**Aim of the exercise:** Starting with the line that holds "Extract the structured", reproduce each line through the last one of the data, exactly as written. Pictures are not copied.

(Dataset items)
-- BEGIN --
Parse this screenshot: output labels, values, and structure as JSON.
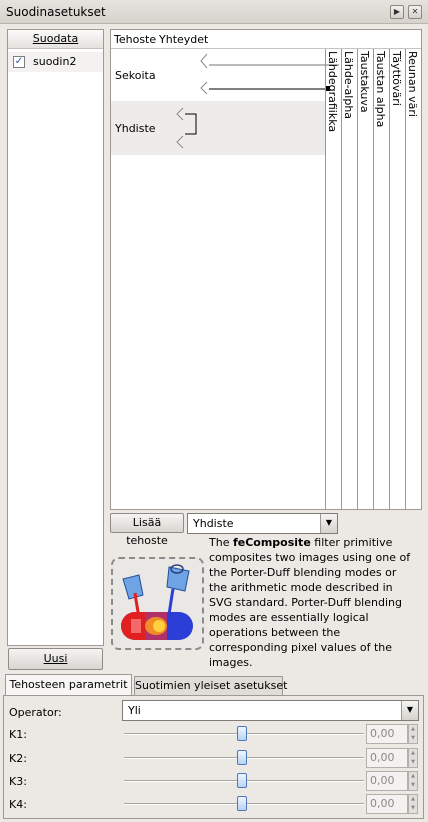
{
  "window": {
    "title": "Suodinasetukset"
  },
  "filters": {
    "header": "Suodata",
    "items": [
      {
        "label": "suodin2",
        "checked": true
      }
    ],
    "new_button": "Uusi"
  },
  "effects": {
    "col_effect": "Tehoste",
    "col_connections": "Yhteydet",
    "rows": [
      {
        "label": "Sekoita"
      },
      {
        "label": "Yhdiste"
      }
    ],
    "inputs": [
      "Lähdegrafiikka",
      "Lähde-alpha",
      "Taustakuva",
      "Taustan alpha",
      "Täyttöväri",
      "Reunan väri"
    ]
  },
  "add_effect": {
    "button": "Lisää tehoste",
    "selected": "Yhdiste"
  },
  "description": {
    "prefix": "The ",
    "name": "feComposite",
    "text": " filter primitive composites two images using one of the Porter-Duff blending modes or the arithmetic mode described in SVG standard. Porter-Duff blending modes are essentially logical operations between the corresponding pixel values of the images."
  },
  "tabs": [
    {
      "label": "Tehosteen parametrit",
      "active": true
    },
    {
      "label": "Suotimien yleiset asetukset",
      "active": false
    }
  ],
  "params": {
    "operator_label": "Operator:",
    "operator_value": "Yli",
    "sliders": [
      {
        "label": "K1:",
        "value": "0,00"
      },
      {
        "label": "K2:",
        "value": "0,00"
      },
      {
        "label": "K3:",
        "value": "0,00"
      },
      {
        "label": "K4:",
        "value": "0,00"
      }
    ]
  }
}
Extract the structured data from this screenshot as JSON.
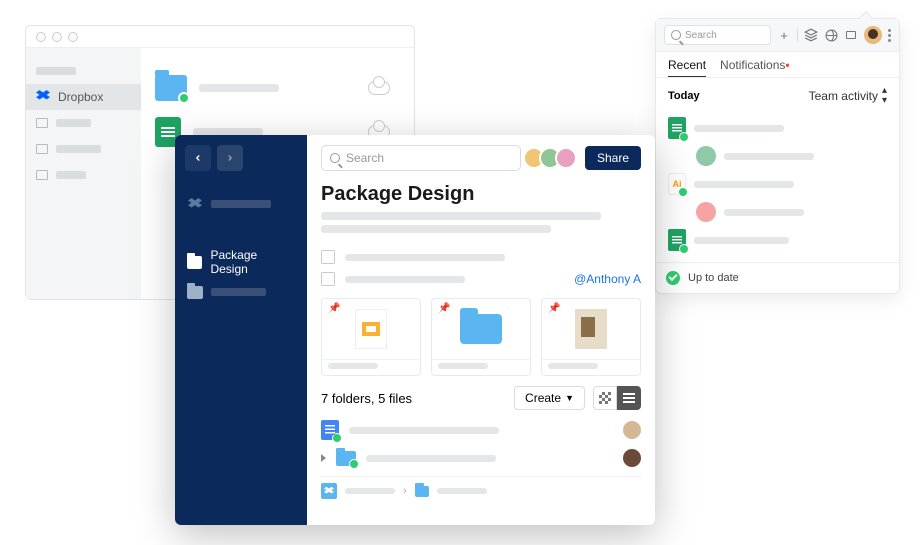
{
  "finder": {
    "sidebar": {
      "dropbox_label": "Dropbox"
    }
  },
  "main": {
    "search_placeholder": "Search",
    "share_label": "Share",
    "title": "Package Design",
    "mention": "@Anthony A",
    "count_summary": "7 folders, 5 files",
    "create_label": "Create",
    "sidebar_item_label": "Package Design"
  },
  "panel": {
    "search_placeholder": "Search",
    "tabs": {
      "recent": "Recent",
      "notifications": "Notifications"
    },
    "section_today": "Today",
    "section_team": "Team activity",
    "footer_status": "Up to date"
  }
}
-- END --
**Answer to this task:**
Extract the structured data from this screenshot as JSON.
{
  "finder": {
    "sidebar": {
      "dropbox_label": "Dropbox"
    }
  },
  "main": {
    "search_placeholder": "Search",
    "share_label": "Share",
    "title": "Package Design",
    "mention": "@Anthony A",
    "count_summary": "7 folders, 5 files",
    "create_label": "Create",
    "sidebar_item_label": "Package Design"
  },
  "panel": {
    "search_placeholder": "Search",
    "tabs": {
      "recent": "Recent",
      "notifications": "Notifications"
    },
    "section_today": "Today",
    "section_team": "Team activity",
    "footer_status": "Up to date"
  }
}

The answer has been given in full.